Word for word, retype every entry in the listing.

• _Data_:
·····
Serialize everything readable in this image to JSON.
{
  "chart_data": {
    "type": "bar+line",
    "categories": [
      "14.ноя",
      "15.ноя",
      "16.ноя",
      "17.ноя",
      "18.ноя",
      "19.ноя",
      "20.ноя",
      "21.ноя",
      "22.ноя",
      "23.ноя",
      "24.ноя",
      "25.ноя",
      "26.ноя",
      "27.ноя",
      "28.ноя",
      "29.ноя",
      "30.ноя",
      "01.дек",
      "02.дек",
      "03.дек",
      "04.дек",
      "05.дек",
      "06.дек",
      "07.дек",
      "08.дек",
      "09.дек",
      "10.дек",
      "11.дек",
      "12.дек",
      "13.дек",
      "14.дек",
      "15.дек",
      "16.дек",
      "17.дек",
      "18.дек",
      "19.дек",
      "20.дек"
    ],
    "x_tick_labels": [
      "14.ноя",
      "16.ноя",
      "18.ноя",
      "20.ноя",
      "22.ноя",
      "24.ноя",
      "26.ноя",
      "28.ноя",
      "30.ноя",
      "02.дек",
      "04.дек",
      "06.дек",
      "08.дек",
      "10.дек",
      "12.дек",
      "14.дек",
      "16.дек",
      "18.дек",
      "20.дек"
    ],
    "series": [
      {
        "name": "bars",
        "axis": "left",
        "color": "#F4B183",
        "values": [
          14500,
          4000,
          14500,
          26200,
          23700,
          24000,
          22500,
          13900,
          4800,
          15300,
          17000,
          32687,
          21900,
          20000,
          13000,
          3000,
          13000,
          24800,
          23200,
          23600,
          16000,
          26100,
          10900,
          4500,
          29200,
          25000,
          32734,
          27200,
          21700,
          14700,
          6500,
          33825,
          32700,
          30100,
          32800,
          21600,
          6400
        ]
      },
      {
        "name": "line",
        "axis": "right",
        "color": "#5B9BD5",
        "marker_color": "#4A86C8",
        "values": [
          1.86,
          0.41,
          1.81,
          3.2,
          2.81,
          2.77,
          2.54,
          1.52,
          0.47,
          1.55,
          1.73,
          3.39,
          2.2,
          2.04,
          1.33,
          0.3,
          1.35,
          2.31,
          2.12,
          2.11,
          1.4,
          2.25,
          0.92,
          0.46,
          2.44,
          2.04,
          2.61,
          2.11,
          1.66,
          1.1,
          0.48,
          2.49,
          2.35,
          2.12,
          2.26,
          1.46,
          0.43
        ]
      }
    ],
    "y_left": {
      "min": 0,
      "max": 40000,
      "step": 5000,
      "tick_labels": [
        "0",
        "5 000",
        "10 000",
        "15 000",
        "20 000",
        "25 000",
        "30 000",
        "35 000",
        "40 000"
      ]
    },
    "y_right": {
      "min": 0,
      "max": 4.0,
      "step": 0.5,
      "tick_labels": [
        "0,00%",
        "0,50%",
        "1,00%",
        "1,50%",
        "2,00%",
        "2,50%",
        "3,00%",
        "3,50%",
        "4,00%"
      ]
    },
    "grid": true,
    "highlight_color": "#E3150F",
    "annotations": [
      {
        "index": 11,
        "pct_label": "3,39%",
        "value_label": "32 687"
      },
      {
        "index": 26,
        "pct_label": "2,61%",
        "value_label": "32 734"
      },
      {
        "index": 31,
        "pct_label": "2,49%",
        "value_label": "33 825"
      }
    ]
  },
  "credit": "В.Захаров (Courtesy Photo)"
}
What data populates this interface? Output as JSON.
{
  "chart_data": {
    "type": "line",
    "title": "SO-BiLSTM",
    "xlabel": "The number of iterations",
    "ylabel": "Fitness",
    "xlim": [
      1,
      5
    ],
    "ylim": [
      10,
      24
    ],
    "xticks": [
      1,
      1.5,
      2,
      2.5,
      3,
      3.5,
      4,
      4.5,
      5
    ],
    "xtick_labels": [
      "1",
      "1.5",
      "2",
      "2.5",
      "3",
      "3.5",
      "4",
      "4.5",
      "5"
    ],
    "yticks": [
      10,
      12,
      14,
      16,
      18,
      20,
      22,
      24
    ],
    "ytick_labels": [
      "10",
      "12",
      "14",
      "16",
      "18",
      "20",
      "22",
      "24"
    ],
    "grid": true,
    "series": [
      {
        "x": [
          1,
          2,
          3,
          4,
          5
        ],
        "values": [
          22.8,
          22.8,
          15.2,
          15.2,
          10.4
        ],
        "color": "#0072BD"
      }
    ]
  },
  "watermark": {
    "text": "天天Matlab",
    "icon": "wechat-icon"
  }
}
·····
• _Finished answer_:
Serialize everything readable in this image to JSON.
{
  "chart_data": {
    "type": "bar+line",
    "categories": [
      "14.ноя",
      "15.ноя",
      "16.ноя",
      "17.ноя",
      "18.ноя",
      "19.ноя",
      "20.ноя",
      "21.ноя",
      "22.ноя",
      "23.ноя",
      "24.ноя",
      "25.ноя",
      "26.ноя",
      "27.ноя",
      "28.ноя",
      "29.ноя",
      "30.ноя",
      "01.дек",
      "02.дек",
      "03.дек",
      "04.дек",
      "05.дек",
      "06.дек",
      "07.дек",
      "08.дек",
      "09.дек",
      "10.дек",
      "11.дек",
      "12.дек",
      "13.дек",
      "14.дек",
      "15.дек",
      "16.дек",
      "17.дек",
      "18.дек",
      "19.дек",
      "20.дек"
    ],
    "x_tick_labels": [
      "14.ноя",
      "16.ноя",
      "18.ноя",
      "20.ноя",
      "22.ноя",
      "24.ноя",
      "26.ноя",
      "28.ноя",
      "30.ноя",
      "02.дек",
      "04.дек",
      "06.дек",
      "08.дек",
      "10.дек",
      "12.дек",
      "14.дек",
      "16.дек",
      "18.дек",
      "20.дек"
    ],
    "series": [
      {
        "name": "bars",
        "axis": "left",
        "color": "#F4B183",
        "values": [
          14500,
          4000,
          14500,
          26200,
          23700,
          24000,
          22500,
          13900,
          4800,
          15300,
          17000,
          32687,
          21900,
          20000,
          13000,
          3000,
          13000,
          24800,
          23200,
          23600,
          16000,
          26100,
          10900,
          4500,
          29200,
          25000,
          32734,
          27200,
          21700,
          14700,
          6500,
          33825,
          32700,
          30100,
          32800,
          21600,
          6400
        ]
      },
      {
        "name": "line",
        "axis": "right",
        "color": "#5B9BD5",
        "marker_color": "#4A86C8",
        "values": [
          1.86,
          0.41,
          1.81,
          3.2,
          2.81,
          2.77,
          2.54,
          1.52,
          0.47,
          1.55,
          1.73,
          3.39,
          2.2,
          2.04,
          1.33,
          0.3,
          1.35,
          2.31,
          2.12,
          2.11,
          1.4,
          2.25,
          0.92,
          0.46,
          2.44,
          2.04,
          2.61,
          2.11,
          1.66,
          1.1,
          0.48,
          2.49,
          2.35,
          2.12,
          2.26,
          1.46,
          0.43
        ]
      }
    ],
    "y_left": {
      "min": 0,
      "max": 40000,
      "step": 5000,
      "tick_labels": [
        "0",
        "5 000",
        "10 000",
        "15 000",
        "20 000",
        "25 000",
        "30 000",
        "35 000",
        "40 000"
      ]
    },
    "y_right": {
      "min": 0,
      "max": 4.0,
      "step": 0.5,
      "tick_labels": [
        "0,00%",
        "0,50%",
        "1,00%",
        "1,50%",
        "2,00%",
        "2,50%",
        "3,00%",
        "3,50%",
        "4,00%"
      ]
    },
    "grid": true,
    "highlight_color": "#E3150F",
    "annotations": [
      {
        "index": 11,
        "pct_label": "3,39%",
        "value_label": "32 687"
      },
      {
        "index": 26,
        "pct_label": "2,61%",
        "value_label": "32 734"
      },
      {
        "index": 31,
        "pct_label": "2,49%",
        "value_label": "33 825"
      }
    ]
  },
  "credit": "В.Захаров (Courtesy Photo)"
}
What data populates this interface? Output as JSON.
{
  "chart_data": {
    "type": "line",
    "title": "SO-BiLSTM",
    "xlabel": "The number of iterations",
    "ylabel": "Fitness",
    "xlim": [
      1,
      5
    ],
    "ylim": [
      10,
      24
    ],
    "xticks": [
      1,
      1.5,
      2,
      2.5,
      3,
      3.5,
      4,
      4.5,
      5
    ],
    "xtick_labels": [
      "1",
      "1.5",
      "2",
      "2.5",
      "3",
      "3.5",
      "4",
      "4.5",
      "5"
    ],
    "yticks": [
      10,
      12,
      14,
      16,
      18,
      20,
      22,
      24
    ],
    "ytick_labels": [
      "10",
      "12",
      "14",
      "16",
      "18",
      "20",
      "22",
      "24"
    ],
    "grid": true,
    "series": [
      {
        "x": [
          1,
          2,
          3,
          4,
          5
        ],
        "values": [
          22.8,
          22.8,
          15.2,
          15.2,
          10.4
        ],
        "color": "#0072BD"
      }
    ]
  },
  "watermark": {
    "text": "天天Matlab",
    "icon": "wechat-icon"
  }
}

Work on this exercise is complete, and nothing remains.